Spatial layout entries
____

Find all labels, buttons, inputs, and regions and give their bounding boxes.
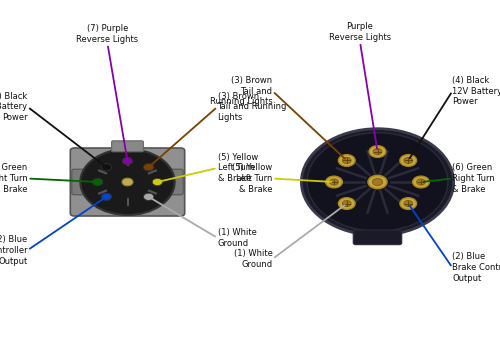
Circle shape [144,163,154,171]
Text: (2) Blue
Brake Controller
Output: (2) Blue Brake Controller Output [0,235,28,266]
Circle shape [330,179,338,185]
Circle shape [326,176,342,188]
Circle shape [372,178,382,186]
Text: (6) Green
Right Turn
& Brake: (6) Green Right Turn & Brake [0,163,28,194]
Text: (3) Brown
Tail and Running
Lights: (3) Brown Tail and Running Lights [218,91,287,122]
Circle shape [144,193,154,201]
Circle shape [307,133,448,231]
Text: (7) Purple
Reverse Lights: (7) Purple Reverse Lights [76,24,138,44]
Circle shape [373,148,382,155]
Circle shape [338,198,355,209]
Text: (5) Yellow
Left Turn
& Brake: (5) Yellow Left Turn & Brake [232,163,272,194]
Circle shape [101,193,112,201]
Circle shape [404,201,412,206]
Circle shape [338,155,355,166]
FancyBboxPatch shape [162,169,183,195]
FancyBboxPatch shape [353,230,402,245]
FancyBboxPatch shape [70,148,184,216]
Circle shape [342,158,351,163]
Text: Purple
Reverse Lights: Purple Reverse Lights [329,22,391,42]
Circle shape [400,198,416,209]
Text: (6) Green
Right Turn
& Brake: (6) Green Right Turn & Brake [452,163,495,194]
Circle shape [400,155,416,166]
Text: (4) Black
12V Battery
Power: (4) Black 12V Battery Power [0,91,28,122]
Text: (1) White
Ground: (1) White Ground [218,228,256,248]
Circle shape [122,158,132,165]
Circle shape [302,129,454,235]
Text: (5) Yellow
Left Turn
& Brake: (5) Yellow Left Turn & Brake [218,153,258,183]
Circle shape [92,178,103,186]
Circle shape [80,149,174,215]
Circle shape [368,175,387,189]
FancyBboxPatch shape [72,169,93,195]
Text: (2) Blue
Brake Controller
Output: (2) Blue Brake Controller Output [452,252,500,283]
Circle shape [122,178,133,186]
Circle shape [152,178,162,186]
FancyBboxPatch shape [112,141,144,152]
Circle shape [416,179,426,185]
Text: (1) White
Ground: (1) White Ground [234,249,272,269]
Circle shape [342,201,351,206]
Circle shape [412,176,430,188]
Circle shape [369,146,386,158]
Text: (4) Black
12V Battery
Power: (4) Black 12V Battery Power [452,76,500,106]
Circle shape [404,158,412,163]
Text: (3) Brown
Tail and
Running Lights: (3) Brown Tail and Running Lights [210,76,272,106]
Circle shape [101,163,112,171]
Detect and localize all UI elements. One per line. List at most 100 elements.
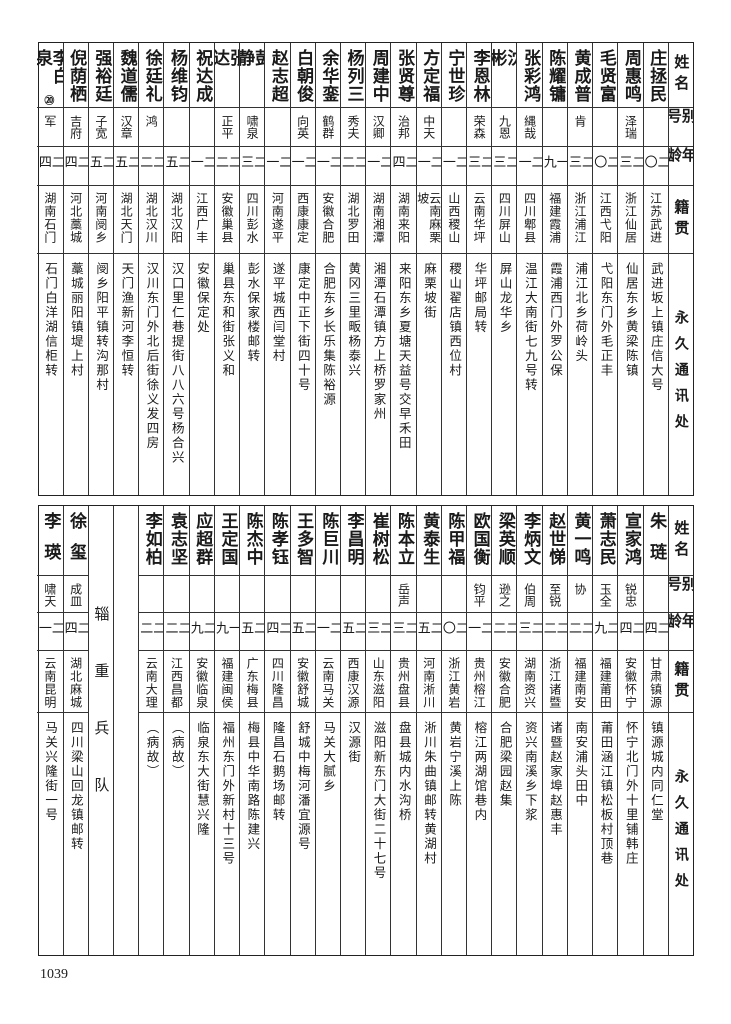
- person-address-cell: 阌乡阳平镇转沟那村: [89, 254, 113, 495]
- person-address: 黄岩宁溪上陈: [447, 721, 463, 808]
- person-native-cell: 河南遂平: [265, 186, 290, 254]
- person-address-cell: （病故）: [164, 713, 188, 955]
- person-native-cell: 湖南石门: [37, 186, 63, 254]
- person-alias: 啸天: [42, 583, 57, 607]
- person-alias: 秀夫: [346, 115, 361, 139]
- header-address-label: 永久通讯处: [672, 309, 689, 440]
- person-native-cell: 安徽临泉: [189, 651, 214, 713]
- person-native: 安徽合肥: [497, 657, 512, 709]
- person-name: 朱琏: [646, 512, 667, 574]
- person-address: 隆昌石鹅场邮转: [270, 721, 286, 823]
- section-column: 辎重兵队: [87, 506, 113, 955]
- person-address-cell: 汉口里仁巷提街八八六号杨合兴: [164, 254, 188, 495]
- person-name: 庄拯民: [646, 49, 667, 103]
- person-age-cell: 二二: [340, 147, 366, 186]
- person-alias-cell: 中天: [416, 108, 441, 147]
- person-name-cell: 毛贤富: [593, 43, 618, 108]
- person-address: 镇源城内同仁堂: [648, 721, 664, 823]
- person-name-cell: 徐廷礼: [139, 43, 164, 108]
- person-name: 李瑛: [40, 512, 61, 574]
- person-native-cell: 浙江浦江: [567, 186, 593, 254]
- person-age: 二一: [37, 621, 63, 637]
- person-column: 杨维钧 二五 湖北汉阳 汉口里仁巷提街八八六号杨合兴: [163, 43, 189, 495]
- person-name: 周建中: [368, 49, 389, 103]
- person-address: 淅川朱曲镇邮转黄湖村: [421, 721, 437, 866]
- header-native: 籍贯: [668, 651, 693, 713]
- person-alias: 伯周: [522, 583, 537, 607]
- person-alias-cell: [366, 576, 391, 613]
- person-native: 湖北天门: [119, 192, 134, 244]
- person-alias-cell: [214, 576, 240, 613]
- person-alias-cell: 伯周: [517, 576, 542, 613]
- person-name: 陈巨川: [318, 512, 339, 566]
- person-native: 江西广丰: [194, 192, 209, 244]
- person-name-cell: 魏道儒: [113, 43, 139, 108]
- person-name-cell: 黄一鸣: [567, 506, 593, 576]
- person-age: 一九: [542, 155, 567, 171]
- person-native-cell: 安徽巢县: [214, 186, 240, 254]
- person-age: 二三: [517, 621, 542, 637]
- person-column: 赵世悌 至锐 二二 浙江诸暨 诸暨赵家埠赵惠丰: [541, 506, 567, 955]
- person-native: 安徽合肥: [320, 192, 335, 244]
- person-column: 王定国 一九 福建闽侯 福州东门外新村十三号: [213, 506, 240, 955]
- person-age: 二一: [441, 155, 467, 171]
- page-number: 1039: [40, 967, 68, 982]
- person-alias-cell: [265, 108, 290, 147]
- person-column: 朱琏 二四 甘肃镇源 镇源城内同仁堂: [642, 506, 668, 955]
- person-address-cell: 马关兴隆街一号: [37, 713, 62, 955]
- person-name-cell: 王定国: [214, 506, 240, 576]
- person-address: 霞浦西门外罗公保: [548, 262, 564, 378]
- person-address-cell: 福州东门外新村十三号: [215, 713, 239, 955]
- person-alias: 啸泉: [245, 115, 260, 139]
- person-age-cell: 二四: [391, 147, 416, 186]
- person-name-cell: 宣家鸿: [618, 506, 643, 576]
- person-address-cell: 合肥东乡长乐集陈裕源: [316, 254, 340, 495]
- header-native: 籍贯: [668, 186, 693, 254]
- person-address: 资兴南溪乡下浆: [522, 721, 538, 823]
- person-age: 二四: [265, 621, 290, 637]
- person-age-cell: 二三: [467, 147, 492, 186]
- person-native-cell: 湖北麻城: [63, 651, 88, 713]
- person-column: 李昌明 二五 西康汉源 汉源街: [339, 506, 366, 955]
- person-native: 福建闽侯: [219, 657, 234, 709]
- person-address-cell: 麻栗坡街: [417, 254, 441, 495]
- person-alias-cell: 向英: [290, 108, 315, 147]
- person-alias-cell: 治邦: [391, 108, 416, 147]
- person-column: 李如柏 二二 云南大理 （病故）: [138, 506, 164, 955]
- person-address-cell: 稷山翟店镇西位村: [442, 254, 466, 495]
- person-alias-cell: [315, 576, 340, 613]
- person-alias-cell: [290, 576, 315, 613]
- person-alias: 钧平: [472, 583, 487, 607]
- person-address-cell: 弋阳东门外毛正丰: [593, 254, 617, 495]
- person-age-cell: 二三: [567, 147, 593, 186]
- person-name: 白朝俊: [293, 49, 314, 103]
- person-age: 二一: [315, 621, 340, 637]
- person-column: 李炳文 伯周 二三 湖南资兴 资兴南溪乡下浆: [516, 506, 542, 955]
- person-age: 二三: [240, 155, 265, 171]
- person-native: 湖南资兴: [522, 657, 537, 709]
- person-native: 福建莆田: [598, 657, 613, 709]
- person-column: 陈巨川 二一 云南马关 马关大腻乡: [314, 506, 340, 955]
- person-name-cell: 陈耀镛: [542, 43, 567, 108]
- person-alias-cell: [441, 108, 467, 147]
- person-native-cell: 江西弋阳: [593, 186, 618, 254]
- person-age: 二三: [391, 621, 416, 637]
- person-age-cell: 二五: [240, 613, 265, 651]
- person-alias-cell: 子宽: [88, 108, 113, 147]
- person-alias-cell: 九恩: [492, 108, 517, 147]
- person-address: 合肥梁园赵集: [497, 721, 513, 808]
- person-alias: 至锐: [547, 583, 562, 607]
- person-name: 彭静: [240, 49, 265, 80]
- person-native-cell: 湖南资兴: [517, 651, 542, 713]
- person-native: 甘肃镇源: [648, 657, 663, 709]
- person-native: 四川隆昌: [270, 657, 285, 709]
- person-name: 沈彬: [492, 49, 517, 80]
- person-name-cell: 李如柏: [139, 506, 164, 576]
- person-native-cell: 广东梅县: [240, 651, 265, 713]
- person-native-cell: 福建闽侯: [214, 651, 240, 713]
- person-column: 梁英顺 逊之 二二 安徽合肥 合肥梁园赵集: [491, 506, 517, 955]
- person-column: 彭静 啸泉 二三 四川彭水 彭水保家楼邮转: [239, 43, 265, 495]
- person-name-cell: 袁志坚: [164, 506, 189, 576]
- person-address-cell: 巢县东和街张义和: [215, 254, 239, 495]
- person-name-cell: 方定福: [416, 43, 441, 108]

____

Given problem. Please copy the lines verbatim from the line containing "Circle shape [144,163,154,171]" through the line containing "Output: (2) Blue Brake Controller Output [452,252,500,283]", with both of those lines included.

Result.
Circle shape [144,163,154,171]
Text: (2) Blue
Brake Controller
Output: (2) Blue Brake Controller Output [0,235,28,266]
Circle shape [330,179,338,185]
Circle shape [326,176,342,188]
Circle shape [372,178,382,186]
Text: (6) Green
Right Turn
& Brake: (6) Green Right Turn & Brake [0,163,28,194]
Text: (3) Brown
Tail and Running
Lights: (3) Brown Tail and Running Lights [218,91,287,122]
Circle shape [144,193,154,201]
Circle shape [307,133,448,231]
Text: (7) Purple
Reverse Lights: (7) Purple Reverse Lights [76,24,138,44]
Circle shape [373,148,382,155]
Circle shape [338,198,355,209]
Text: (5) Yellow
Left Turn
& Brake: (5) Yellow Left Turn & Brake [232,163,272,194]
Circle shape [101,193,112,201]
Circle shape [404,201,412,206]
Circle shape [338,155,355,166]
FancyBboxPatch shape [162,169,183,195]
FancyBboxPatch shape [353,230,402,245]
FancyBboxPatch shape [70,148,184,216]
Circle shape [342,158,351,163]
Text: Purple
Reverse Lights: Purple Reverse Lights [329,22,391,42]
Circle shape [400,198,416,209]
Text: (6) Green
Right Turn
& Brake: (6) Green Right Turn & Brake [452,163,495,194]
Circle shape [400,155,416,166]
Text: (4) Black
12V Battery
Power: (4) Black 12V Battery Power [0,91,28,122]
Text: (1) White
Ground: (1) White Ground [218,228,256,248]
Circle shape [122,158,132,165]
Circle shape [302,129,454,235]
Text: (5) Yellow
Left Turn
& Brake: (5) Yellow Left Turn & Brake [218,153,258,183]
Circle shape [92,178,103,186]
Circle shape [80,149,174,215]
Circle shape [368,175,387,189]
FancyBboxPatch shape [72,169,93,195]
Text: (2) Blue
Brake Controller
Output: (2) Blue Brake Controller Output [452,252,500,283]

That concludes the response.